• **List of tasks**
**a.** Return the part of the passage on the df command and shells between "A shell can" and "to automate tasks.", inclusive, word for word.
**b.** Resume the passage on the df command and shells, picking up right after its last sentence.

• **Source text**
|---|
You can use the “df” command followed by a dot (i.e. “.”) to identify the directory you are currently using. This command also shows the amount of storage used on that particular directory. Here’s a screenshot:
In general, each subdirectory belongs to the root partition, unless it possesses a different entry in the list generated by “df.”
A shell can be considered as a language: you use it to “talk” to a computer. Most people know the other language, the point-then-click system being used in desktops. However, in that language, the machine is directing the conversation – the user assumes a passive role of choosing tasks from the presented ones. It is hard for a computer programmer to add all uses and possibilities of a certain command using the GUI-format. That’s why GUI-based systems are inferior to commands given from the backend.
A shell, however, is an advanced method of interacting with the machine, since it enables two-way conversations. Additionally, it allows the user to take the initiative. Both parties in the conversation are treated equally, so new concepts can be tried. Shells allow you to manage the system in a versatile way. As a bonus, shells allow you to automate tasks.
|---|
• **Dataset content**

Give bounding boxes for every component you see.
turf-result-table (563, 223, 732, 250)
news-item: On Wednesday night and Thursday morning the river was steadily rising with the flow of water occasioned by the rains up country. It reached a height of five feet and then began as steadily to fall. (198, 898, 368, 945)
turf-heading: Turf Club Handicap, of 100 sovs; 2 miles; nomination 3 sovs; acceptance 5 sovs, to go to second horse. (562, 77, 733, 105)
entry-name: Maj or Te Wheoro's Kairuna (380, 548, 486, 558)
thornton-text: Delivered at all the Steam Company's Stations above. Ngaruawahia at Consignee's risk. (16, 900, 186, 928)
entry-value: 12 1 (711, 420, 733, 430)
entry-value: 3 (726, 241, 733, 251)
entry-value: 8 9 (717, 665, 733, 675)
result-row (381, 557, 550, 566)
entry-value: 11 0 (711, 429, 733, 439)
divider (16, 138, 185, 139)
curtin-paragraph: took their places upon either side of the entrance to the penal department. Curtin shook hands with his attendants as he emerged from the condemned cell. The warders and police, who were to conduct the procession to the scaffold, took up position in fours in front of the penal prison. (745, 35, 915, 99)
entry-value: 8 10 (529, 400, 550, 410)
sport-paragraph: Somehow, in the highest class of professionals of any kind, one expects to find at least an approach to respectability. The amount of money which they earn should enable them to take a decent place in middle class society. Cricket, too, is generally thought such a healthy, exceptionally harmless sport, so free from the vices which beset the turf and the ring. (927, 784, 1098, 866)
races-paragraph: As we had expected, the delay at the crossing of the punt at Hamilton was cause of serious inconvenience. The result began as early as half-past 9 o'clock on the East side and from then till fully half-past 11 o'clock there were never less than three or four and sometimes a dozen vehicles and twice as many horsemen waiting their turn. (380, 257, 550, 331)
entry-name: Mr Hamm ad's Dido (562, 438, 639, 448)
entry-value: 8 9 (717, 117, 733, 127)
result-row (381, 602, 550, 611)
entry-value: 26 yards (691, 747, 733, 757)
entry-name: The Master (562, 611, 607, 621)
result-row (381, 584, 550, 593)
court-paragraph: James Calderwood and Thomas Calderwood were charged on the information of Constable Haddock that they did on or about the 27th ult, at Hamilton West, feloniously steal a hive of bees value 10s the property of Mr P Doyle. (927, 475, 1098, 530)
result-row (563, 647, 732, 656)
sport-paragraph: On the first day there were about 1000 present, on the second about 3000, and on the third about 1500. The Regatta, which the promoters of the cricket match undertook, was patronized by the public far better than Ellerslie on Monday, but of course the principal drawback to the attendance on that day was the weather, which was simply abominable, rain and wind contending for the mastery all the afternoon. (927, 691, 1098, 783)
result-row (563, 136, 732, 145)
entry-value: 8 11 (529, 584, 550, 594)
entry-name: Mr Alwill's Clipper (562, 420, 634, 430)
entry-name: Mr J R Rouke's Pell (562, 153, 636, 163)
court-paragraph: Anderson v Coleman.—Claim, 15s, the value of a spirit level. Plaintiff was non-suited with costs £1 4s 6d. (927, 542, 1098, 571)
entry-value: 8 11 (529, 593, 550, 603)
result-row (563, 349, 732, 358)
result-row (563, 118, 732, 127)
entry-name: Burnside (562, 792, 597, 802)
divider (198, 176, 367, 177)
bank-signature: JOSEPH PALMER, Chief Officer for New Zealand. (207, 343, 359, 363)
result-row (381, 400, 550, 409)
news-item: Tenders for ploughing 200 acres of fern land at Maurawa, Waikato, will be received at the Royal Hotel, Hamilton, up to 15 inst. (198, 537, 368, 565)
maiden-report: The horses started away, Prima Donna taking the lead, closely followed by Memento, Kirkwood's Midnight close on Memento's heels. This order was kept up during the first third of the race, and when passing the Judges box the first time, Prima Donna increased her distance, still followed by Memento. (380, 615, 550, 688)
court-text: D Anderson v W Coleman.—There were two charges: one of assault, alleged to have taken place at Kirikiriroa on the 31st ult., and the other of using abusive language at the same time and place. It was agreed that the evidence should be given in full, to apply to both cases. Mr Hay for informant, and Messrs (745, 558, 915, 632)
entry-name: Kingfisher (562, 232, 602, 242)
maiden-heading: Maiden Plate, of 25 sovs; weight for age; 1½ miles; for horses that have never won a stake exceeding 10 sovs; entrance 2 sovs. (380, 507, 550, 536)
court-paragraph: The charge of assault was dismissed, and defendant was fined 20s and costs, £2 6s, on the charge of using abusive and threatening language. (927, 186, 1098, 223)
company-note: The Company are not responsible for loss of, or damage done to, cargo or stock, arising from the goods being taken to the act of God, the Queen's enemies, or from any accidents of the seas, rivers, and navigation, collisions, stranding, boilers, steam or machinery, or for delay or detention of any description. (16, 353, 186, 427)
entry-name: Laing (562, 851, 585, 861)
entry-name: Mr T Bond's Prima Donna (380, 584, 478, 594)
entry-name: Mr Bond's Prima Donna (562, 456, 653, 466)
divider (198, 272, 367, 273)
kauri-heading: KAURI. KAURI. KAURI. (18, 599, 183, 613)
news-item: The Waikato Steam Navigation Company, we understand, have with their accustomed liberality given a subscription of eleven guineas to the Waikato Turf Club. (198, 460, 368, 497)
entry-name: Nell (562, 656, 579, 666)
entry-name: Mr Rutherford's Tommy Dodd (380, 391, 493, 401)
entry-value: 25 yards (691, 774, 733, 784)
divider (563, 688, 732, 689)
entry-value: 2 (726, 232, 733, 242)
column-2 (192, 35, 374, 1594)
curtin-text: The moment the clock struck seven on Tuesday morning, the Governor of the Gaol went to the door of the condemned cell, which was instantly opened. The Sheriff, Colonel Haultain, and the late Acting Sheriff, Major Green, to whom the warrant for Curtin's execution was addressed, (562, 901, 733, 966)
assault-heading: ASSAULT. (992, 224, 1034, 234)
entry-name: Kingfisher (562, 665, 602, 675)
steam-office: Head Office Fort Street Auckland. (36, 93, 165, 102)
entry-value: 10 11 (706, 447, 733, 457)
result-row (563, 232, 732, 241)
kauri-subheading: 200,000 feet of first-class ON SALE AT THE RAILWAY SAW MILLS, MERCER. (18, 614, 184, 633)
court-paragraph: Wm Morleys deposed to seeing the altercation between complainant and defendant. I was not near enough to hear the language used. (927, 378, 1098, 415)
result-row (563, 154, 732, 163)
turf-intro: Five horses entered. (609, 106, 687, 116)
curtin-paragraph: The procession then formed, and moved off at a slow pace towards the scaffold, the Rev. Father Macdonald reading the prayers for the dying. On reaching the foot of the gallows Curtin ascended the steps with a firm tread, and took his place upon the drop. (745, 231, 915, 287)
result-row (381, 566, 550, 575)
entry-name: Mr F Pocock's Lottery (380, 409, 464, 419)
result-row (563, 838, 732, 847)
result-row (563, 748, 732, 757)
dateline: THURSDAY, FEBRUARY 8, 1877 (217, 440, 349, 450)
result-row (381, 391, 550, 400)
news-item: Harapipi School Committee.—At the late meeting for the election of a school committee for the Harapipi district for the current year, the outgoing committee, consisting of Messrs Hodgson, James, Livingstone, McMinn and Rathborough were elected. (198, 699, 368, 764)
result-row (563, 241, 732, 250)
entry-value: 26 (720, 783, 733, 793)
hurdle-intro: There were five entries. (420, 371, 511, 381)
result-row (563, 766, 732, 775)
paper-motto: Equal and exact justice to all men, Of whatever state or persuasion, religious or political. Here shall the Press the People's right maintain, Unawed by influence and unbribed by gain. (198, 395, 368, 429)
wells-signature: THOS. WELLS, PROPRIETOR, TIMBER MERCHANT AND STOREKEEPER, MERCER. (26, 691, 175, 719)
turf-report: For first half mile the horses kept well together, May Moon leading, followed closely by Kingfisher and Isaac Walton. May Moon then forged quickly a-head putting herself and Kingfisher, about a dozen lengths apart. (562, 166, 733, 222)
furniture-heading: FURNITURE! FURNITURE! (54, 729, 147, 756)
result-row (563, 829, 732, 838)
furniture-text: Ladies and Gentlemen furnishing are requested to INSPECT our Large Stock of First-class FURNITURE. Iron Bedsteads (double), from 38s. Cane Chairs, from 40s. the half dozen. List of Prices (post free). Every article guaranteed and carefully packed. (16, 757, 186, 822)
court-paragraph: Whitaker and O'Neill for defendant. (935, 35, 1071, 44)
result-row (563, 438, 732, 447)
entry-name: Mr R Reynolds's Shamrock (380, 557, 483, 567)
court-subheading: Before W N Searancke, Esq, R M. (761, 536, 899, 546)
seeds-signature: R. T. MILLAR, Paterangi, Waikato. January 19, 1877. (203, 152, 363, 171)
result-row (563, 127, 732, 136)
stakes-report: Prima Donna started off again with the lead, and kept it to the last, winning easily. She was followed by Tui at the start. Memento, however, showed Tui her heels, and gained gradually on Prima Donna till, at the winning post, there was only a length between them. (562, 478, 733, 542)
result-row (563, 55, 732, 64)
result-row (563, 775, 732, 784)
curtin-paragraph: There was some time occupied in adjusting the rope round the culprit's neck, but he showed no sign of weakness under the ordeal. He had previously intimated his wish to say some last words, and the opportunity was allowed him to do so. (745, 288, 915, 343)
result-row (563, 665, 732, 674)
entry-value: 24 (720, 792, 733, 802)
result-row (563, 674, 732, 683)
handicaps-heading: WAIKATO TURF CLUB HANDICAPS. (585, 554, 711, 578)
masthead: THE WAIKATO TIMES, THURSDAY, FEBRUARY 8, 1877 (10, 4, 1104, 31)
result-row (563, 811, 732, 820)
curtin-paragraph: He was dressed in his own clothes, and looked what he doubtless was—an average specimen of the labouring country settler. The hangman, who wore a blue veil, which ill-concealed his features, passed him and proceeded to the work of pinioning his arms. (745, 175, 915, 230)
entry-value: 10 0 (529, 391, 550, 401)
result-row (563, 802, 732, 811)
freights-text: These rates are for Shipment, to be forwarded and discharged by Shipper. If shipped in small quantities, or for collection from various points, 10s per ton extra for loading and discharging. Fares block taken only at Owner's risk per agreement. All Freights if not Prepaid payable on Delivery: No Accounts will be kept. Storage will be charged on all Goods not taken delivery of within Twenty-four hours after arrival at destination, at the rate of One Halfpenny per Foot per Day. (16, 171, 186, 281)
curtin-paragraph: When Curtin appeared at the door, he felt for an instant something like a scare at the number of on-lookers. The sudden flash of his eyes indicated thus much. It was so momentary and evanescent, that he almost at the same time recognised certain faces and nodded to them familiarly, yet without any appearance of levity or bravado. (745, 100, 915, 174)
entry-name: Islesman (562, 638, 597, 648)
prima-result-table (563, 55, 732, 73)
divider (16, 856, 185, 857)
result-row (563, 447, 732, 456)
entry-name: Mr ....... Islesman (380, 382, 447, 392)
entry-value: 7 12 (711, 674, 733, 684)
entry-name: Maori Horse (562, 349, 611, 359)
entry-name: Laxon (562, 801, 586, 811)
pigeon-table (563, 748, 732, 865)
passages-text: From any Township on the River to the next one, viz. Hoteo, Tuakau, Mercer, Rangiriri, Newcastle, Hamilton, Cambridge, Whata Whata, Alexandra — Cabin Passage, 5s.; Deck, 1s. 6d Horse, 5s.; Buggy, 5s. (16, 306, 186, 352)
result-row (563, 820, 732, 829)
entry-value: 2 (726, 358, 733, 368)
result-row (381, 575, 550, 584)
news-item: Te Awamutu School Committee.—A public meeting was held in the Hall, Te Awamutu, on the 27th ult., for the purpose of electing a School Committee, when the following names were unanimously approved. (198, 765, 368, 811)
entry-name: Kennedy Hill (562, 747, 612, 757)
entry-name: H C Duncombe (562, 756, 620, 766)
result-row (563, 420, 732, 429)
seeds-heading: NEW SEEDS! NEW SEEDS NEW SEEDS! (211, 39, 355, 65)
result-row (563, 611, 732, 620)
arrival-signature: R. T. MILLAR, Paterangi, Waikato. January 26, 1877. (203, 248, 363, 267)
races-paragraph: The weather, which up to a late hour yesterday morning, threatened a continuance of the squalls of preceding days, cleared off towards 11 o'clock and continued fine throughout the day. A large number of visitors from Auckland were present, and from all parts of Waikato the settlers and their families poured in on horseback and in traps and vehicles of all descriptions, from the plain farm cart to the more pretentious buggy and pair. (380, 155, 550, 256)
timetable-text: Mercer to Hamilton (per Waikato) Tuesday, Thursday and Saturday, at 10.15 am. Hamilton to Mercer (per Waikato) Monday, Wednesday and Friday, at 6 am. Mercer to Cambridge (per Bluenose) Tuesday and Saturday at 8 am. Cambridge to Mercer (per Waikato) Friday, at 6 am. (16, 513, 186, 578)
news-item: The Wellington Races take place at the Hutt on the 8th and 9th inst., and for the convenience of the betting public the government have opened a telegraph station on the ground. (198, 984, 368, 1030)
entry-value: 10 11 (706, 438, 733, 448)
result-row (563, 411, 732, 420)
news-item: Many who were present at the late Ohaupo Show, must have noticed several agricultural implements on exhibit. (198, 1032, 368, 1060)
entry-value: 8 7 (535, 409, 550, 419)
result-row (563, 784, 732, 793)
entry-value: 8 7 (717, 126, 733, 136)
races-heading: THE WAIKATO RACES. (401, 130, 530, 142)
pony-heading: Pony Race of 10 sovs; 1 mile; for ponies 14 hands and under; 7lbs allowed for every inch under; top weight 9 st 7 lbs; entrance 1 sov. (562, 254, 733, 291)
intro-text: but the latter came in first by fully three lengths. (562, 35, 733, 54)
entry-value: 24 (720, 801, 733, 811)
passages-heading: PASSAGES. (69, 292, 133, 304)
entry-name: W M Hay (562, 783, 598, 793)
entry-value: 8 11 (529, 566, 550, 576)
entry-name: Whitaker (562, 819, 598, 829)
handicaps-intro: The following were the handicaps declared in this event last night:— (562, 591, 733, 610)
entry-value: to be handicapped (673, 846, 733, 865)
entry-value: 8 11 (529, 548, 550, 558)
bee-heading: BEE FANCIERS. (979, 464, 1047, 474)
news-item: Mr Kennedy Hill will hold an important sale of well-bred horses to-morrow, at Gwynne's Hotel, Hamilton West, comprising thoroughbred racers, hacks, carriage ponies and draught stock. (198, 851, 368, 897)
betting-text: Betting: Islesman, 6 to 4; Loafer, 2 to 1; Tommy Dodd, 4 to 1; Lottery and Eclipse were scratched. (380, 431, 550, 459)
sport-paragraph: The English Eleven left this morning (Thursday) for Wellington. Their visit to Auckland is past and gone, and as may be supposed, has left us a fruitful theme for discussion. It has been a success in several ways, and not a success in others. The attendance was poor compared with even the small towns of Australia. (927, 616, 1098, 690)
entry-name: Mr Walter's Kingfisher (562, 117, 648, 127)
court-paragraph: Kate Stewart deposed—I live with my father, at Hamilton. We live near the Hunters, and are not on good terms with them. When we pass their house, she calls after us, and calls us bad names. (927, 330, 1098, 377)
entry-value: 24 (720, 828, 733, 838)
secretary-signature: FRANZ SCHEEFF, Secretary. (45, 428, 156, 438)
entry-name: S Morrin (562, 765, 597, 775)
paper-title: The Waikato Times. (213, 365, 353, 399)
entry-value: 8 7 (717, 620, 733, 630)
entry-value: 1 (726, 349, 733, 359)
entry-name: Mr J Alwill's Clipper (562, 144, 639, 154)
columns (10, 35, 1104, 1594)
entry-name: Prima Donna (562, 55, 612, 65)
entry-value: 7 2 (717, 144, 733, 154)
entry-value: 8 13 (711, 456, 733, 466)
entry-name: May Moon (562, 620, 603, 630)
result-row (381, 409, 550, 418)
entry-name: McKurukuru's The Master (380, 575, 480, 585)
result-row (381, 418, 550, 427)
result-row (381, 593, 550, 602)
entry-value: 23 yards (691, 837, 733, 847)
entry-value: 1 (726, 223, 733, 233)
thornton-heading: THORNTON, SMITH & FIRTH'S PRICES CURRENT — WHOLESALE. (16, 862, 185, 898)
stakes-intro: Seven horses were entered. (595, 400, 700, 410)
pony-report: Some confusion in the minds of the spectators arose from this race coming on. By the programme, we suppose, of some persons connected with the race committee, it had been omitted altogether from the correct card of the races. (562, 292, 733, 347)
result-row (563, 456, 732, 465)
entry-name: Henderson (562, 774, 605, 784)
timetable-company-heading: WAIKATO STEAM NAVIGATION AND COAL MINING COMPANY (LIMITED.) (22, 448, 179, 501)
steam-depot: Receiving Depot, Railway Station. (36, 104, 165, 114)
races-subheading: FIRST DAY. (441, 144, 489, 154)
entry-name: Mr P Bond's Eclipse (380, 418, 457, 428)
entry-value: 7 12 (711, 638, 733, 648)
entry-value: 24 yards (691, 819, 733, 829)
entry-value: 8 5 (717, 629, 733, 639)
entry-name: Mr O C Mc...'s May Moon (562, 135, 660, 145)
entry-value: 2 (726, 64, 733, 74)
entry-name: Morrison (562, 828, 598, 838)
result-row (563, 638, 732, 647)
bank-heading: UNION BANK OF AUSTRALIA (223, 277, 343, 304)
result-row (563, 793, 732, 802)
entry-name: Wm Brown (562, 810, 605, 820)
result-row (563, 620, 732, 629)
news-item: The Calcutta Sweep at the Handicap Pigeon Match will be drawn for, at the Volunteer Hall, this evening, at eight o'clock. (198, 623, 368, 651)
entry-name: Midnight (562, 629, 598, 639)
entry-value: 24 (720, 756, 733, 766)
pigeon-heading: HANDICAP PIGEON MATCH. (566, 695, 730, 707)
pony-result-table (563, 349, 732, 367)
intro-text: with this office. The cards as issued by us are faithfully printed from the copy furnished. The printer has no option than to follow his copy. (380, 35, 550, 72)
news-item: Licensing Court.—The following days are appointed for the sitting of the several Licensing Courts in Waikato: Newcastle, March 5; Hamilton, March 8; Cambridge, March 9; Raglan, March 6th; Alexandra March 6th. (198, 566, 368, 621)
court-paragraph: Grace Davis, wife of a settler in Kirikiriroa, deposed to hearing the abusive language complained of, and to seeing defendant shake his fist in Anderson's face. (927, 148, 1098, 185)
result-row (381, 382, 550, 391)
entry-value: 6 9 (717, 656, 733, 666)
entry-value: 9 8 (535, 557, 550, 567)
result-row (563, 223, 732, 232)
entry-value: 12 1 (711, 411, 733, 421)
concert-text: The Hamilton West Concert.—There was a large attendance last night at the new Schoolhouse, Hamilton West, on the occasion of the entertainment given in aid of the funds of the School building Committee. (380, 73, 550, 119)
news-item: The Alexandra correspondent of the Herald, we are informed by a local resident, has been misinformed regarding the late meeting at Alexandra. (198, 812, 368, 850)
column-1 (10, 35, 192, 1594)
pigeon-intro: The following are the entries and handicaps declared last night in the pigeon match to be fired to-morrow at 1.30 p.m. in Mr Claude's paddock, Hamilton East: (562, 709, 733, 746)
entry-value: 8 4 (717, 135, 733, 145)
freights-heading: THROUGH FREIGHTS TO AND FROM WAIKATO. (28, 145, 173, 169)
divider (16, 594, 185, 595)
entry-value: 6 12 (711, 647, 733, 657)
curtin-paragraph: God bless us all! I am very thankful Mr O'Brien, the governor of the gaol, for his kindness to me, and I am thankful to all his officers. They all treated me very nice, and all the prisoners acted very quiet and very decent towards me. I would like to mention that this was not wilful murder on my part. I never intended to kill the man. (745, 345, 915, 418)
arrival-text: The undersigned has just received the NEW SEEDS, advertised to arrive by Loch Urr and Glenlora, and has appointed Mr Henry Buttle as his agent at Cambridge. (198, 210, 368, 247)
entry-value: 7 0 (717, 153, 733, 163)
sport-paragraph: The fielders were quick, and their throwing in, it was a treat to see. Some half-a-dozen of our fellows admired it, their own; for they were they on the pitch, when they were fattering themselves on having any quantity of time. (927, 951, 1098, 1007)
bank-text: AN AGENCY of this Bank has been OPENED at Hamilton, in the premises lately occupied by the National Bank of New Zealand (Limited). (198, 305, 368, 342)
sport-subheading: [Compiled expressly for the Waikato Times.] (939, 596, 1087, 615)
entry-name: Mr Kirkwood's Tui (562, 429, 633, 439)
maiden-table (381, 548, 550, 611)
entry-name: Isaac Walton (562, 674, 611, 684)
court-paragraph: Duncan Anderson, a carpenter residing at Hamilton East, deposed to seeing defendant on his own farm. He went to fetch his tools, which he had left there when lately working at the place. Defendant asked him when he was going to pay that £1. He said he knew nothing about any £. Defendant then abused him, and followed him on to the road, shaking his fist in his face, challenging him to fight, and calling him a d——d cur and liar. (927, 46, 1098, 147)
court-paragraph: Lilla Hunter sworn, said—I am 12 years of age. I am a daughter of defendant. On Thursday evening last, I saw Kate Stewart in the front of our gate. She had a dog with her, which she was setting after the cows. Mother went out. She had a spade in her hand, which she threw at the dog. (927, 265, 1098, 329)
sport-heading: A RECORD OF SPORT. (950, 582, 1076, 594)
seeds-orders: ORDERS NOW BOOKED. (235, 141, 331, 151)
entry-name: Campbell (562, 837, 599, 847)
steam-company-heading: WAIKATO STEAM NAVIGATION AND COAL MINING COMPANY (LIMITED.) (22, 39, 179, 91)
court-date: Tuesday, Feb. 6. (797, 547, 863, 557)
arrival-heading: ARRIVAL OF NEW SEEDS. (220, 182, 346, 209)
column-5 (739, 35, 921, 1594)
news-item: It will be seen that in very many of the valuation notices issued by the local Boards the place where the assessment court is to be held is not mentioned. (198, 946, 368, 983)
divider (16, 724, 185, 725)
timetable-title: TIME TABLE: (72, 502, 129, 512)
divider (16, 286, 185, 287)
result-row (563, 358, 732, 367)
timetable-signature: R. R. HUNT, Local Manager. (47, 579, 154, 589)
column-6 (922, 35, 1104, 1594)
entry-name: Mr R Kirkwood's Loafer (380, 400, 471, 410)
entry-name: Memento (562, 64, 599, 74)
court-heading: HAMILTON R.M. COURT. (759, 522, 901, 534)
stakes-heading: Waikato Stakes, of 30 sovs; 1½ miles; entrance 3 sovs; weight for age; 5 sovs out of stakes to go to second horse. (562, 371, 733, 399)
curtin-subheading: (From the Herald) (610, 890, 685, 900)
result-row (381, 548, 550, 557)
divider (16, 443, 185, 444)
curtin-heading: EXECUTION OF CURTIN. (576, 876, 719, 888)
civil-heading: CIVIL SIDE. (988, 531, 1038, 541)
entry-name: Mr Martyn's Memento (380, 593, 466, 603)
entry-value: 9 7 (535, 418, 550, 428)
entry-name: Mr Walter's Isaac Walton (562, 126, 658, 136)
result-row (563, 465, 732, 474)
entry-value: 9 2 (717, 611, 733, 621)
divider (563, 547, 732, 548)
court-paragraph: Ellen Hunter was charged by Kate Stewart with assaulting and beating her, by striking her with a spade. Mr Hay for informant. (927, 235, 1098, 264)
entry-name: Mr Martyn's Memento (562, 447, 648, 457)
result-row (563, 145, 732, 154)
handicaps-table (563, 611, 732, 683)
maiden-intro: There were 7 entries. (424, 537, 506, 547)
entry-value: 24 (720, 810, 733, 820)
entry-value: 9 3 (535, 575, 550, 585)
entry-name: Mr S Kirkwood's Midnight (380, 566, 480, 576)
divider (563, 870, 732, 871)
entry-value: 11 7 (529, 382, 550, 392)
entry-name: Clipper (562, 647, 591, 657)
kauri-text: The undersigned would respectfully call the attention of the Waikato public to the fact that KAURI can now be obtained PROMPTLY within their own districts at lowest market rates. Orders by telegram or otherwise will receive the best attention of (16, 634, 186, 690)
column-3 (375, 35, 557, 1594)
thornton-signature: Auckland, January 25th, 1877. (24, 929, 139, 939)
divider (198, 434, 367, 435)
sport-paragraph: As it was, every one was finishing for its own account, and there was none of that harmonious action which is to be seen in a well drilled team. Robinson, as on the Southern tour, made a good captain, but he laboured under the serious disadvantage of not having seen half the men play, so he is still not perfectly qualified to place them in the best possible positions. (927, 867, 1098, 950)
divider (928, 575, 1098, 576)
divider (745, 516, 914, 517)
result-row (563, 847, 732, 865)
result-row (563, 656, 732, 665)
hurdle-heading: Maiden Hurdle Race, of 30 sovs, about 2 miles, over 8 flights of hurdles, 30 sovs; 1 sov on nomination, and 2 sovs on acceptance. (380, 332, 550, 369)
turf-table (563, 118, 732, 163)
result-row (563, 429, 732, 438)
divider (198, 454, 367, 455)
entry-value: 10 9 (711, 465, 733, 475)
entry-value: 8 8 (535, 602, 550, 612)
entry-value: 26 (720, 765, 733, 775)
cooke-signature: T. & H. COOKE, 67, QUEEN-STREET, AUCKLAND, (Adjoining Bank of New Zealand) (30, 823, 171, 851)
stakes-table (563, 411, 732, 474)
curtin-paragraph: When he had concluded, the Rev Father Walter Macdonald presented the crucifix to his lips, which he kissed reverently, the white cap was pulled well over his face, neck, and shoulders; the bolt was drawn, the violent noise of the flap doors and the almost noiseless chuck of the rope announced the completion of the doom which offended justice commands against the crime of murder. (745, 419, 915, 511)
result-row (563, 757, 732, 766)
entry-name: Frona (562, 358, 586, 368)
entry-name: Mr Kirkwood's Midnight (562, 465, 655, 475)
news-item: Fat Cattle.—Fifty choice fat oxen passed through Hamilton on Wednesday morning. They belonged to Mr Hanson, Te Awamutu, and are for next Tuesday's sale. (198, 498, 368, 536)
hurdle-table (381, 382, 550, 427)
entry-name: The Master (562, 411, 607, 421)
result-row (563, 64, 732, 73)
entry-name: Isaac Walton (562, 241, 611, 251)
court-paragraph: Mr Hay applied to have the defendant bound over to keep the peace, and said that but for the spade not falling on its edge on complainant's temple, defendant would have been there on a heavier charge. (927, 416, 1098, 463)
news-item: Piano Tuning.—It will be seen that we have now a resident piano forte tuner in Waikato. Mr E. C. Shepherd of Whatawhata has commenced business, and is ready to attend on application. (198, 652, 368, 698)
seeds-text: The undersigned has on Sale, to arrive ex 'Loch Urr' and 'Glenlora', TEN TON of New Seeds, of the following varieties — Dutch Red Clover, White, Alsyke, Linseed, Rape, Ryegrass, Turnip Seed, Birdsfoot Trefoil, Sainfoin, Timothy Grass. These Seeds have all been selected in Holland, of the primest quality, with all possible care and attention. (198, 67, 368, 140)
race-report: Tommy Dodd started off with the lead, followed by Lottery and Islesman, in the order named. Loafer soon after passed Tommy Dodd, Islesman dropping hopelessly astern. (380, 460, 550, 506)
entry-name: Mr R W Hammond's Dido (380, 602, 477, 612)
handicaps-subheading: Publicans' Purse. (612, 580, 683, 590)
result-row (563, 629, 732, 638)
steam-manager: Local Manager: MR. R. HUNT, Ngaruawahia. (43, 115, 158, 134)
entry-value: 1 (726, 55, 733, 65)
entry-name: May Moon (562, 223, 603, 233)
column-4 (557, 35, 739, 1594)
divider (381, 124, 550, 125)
|---|
• **Written answers**
**a.**
A shell can be considered as a language: you use it to “talk” to a computer. Most people know the other language, the point-then-click system being used in desktops. However, in that language, the machine is directing the conversation – the user assumes a passive role of choosing tasks from the presented ones. It is hard for a computer programmer to add all uses and possibilities of a certain command using the GUI-format. That’s why GUI-based systems are inferior to commands given from the backend.
A shell, however, is an advanced method of interacting with the machine, since it enables two-way conversations. Additionally, it allows the user to take the initiative. Both parties in the conversation are treated equally, so new concepts can be tried. Shells allow you to manage the system in a versatile way. As a bonus, shells allow you to automate tasks.

**b.**
The Different Types of Shells
Here are the shells used by the Linux operating system:
· “sh” (also known as the Bourne Shell) – This is the shell originally used for Unix systems and Unix-related projects. Consider this as a basic shell: a small computer program that has limited features. When you are using a POSIX-compatible mode, Linux’s bash will mimic this shell.
· “bash” (also called the Bourne Again Shell) – This is the typical GNU shell: versatile and intuitive. Beginners are advised to use this, although advanced users can still use this as their main tool. When using Linux, bash is the default shell for ordinary users.
· “csh” (also known as C Shell) – Programmers use this shell since its syntax is similar to that of the C-programming language.
· “ksh” (also called the Korn shell) – People who are familiar with Unix systems appreciate this shell.
· “tcsh” (also known as Turbo C Shell) - This is a superset of the C Shell, boosting the system’s speed and user-friendliness.
If you want to see an overview of the shells used in Linux systems, you may check the file /etc/shells. Here’s a screenshot:
How to Switch to a Different Shell
To accomplish this, you just need to type in the name of your preferred shell in an active terminal. The operating system will use the PATH settings to find the location of the new shell. Because shells are considered as computer programs (i.e. executable files), the active shell will start and execute the new one.
How to Determine the Shell You Are Using
You can identify the active shell using these two methods:
· Access the directory /etc/passwd and see the line for your user account.